> _Goal of the exercise_
Repeat the entries exactly, keeping every line as it is.

########################################

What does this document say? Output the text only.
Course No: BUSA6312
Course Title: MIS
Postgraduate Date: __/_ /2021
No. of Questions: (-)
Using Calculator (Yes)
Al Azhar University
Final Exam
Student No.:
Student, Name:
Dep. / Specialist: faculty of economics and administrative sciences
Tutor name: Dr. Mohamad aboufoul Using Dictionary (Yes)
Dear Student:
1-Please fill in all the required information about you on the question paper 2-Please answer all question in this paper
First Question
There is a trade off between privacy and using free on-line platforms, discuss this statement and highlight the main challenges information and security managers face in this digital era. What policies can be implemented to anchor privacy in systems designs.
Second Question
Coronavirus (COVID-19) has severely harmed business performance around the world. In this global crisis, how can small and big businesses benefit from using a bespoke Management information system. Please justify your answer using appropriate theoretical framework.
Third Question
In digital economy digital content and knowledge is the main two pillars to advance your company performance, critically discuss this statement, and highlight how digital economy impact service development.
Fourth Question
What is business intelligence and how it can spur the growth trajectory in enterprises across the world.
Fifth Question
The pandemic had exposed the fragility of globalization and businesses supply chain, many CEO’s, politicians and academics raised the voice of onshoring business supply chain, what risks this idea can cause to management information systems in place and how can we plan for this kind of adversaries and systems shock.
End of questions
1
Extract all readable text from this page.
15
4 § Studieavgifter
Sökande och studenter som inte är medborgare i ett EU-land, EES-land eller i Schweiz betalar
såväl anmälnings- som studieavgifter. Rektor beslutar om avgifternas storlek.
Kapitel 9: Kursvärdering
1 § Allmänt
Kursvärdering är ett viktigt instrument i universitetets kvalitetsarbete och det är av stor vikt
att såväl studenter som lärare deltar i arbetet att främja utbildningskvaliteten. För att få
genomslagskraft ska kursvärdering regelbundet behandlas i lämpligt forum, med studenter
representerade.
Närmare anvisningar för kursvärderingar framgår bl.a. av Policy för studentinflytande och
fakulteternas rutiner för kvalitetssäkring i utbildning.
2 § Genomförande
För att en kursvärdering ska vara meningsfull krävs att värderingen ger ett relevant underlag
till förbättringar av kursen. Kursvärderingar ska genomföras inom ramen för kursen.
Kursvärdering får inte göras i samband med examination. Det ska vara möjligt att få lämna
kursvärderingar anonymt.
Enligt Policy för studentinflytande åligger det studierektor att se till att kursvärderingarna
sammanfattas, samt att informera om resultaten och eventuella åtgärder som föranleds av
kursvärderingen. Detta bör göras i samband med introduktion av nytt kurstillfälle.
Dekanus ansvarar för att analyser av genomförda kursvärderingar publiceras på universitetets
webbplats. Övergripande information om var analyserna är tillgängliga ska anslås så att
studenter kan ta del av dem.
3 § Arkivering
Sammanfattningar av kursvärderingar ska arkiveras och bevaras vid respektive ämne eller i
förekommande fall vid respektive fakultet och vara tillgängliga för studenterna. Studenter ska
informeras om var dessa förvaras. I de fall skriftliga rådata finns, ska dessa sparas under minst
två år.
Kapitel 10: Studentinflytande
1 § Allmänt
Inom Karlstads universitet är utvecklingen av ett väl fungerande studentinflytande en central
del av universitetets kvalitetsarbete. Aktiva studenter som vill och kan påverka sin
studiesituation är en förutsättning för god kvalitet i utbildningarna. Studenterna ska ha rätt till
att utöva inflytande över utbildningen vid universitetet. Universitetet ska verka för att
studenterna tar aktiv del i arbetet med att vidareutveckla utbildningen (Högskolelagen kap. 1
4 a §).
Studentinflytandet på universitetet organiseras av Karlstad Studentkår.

########################################

> _Answer to this exercise_
What does this document say? Output the text only.
Course No: BUSA6312
Course Title: MIS
Postgraduate Date: __/_ /2021
No. of Questions: (-)
Using Calculator (Yes)
Al Azhar University
Final Exam
Student No.:
Student, Name:
Dep. / Specialist: faculty of economics and administrative sciences
Tutor name: Dr. Mohamad aboufoul Using Dictionary (Yes)
Dear Student:
1-Please fill in all the required information about you on the question paper 2-Please answer all question in this paper
First Question
There is a trade off between privacy and using free on-line platforms, discuss this statement and highlight the main challenges information and security managers face in this digital era. What policies can be implemented to anchor privacy in systems designs.
Second Question
Coronavirus (COVID-19) has severely harmed business performance around the world. In this global crisis, how can small and big businesses benefit from using a bespoke Management information system. Please justify your answer using appropriate theoretical framework.
Third Question
In digital economy digital content and knowledge is the main two pillars to advance your company performance, critically discuss this statement, and highlight how digital economy impact service development.
Fourth Question
What is business intelligence and how it can spur the growth trajectory in enterprises across the world.
Fifth Question
The pandemic had exposed the fragility of globalization and businesses supply chain, many CEO’s, politicians and academics raised the voice of onshoring business supply chain, what risks this idea can cause to management information systems in place and how can we plan for this kind of adversaries and systems shock.
End of questions
1
Extract all readable text from this page.
15
4 § Studieavgifter
Sökande och studenter som inte är medborgare i ett EU-land, EES-land eller i Schweiz betalar
såväl anmälnings- som studieavgifter. Rektor beslutar om avgifternas storlek.
Kapitel 9: Kursvärdering
1 § Allmänt
Kursvärdering är ett viktigt instrument i universitetets kvalitetsarbete och det är av stor vikt
att såväl studenter som lärare deltar i arbetet att främja utbildningskvaliteten. För att få
genomslagskraft ska kursvärdering regelbundet behandlas i lämpligt forum, med studenter
representerade.
Närmare anvisningar för kursvärderingar framgår bl.a. av Policy för studentinflytande och
fakulteternas rutiner för kvalitetssäkring i utbildning.
2 § Genomförande
För att en kursvärdering ska vara meningsfull krävs att värderingen ger ett relevant underlag
till förbättringar av kursen. Kursvärderingar ska genomföras inom ramen för kursen.
Kursvärdering får inte göras i samband med examination. Det ska vara möjligt att få lämna
kursvärderingar anonymt.
Enligt Policy för studentinflytande åligger det studierektor att se till att kursvärderingarna
sammanfattas, samt att informera om resultaten och eventuella åtgärder som föranleds av
kursvärderingen. Detta bör göras i samband med introduktion av nytt kurstillfälle.
Dekanus ansvarar för att analyser av genomförda kursvärderingar publiceras på universitetets
webbplats. Övergripande information om var analyserna är tillgängliga ska anslås så att
studenter kan ta del av dem.
3 § Arkivering
Sammanfattningar av kursvärderingar ska arkiveras och bevaras vid respektive ämne eller i
förekommande fall vid respektive fakultet och vara tillgängliga för studenterna. Studenter ska
informeras om var dessa förvaras. I de fall skriftliga rådata finns, ska dessa sparas under minst
två år.
Kapitel 10: Studentinflytande
1 § Allmänt
Inom Karlstads universitet är utvecklingen av ett väl fungerande studentinflytande en central
del av universitetets kvalitetsarbete. Aktiva studenter som vill och kan påverka sin
studiesituation är en förutsättning för god kvalitet i utbildningarna. Studenterna ska ha rätt till
att utöva inflytande över utbildningen vid universitetet. Universitetet ska verka för att
studenterna tar aktiv del i arbetet med att vidareutveckla utbildningen (Högskolelagen kap. 1
4 a §).
Studentinflytandet på universitetet organiseras av Karlstad Studentkår.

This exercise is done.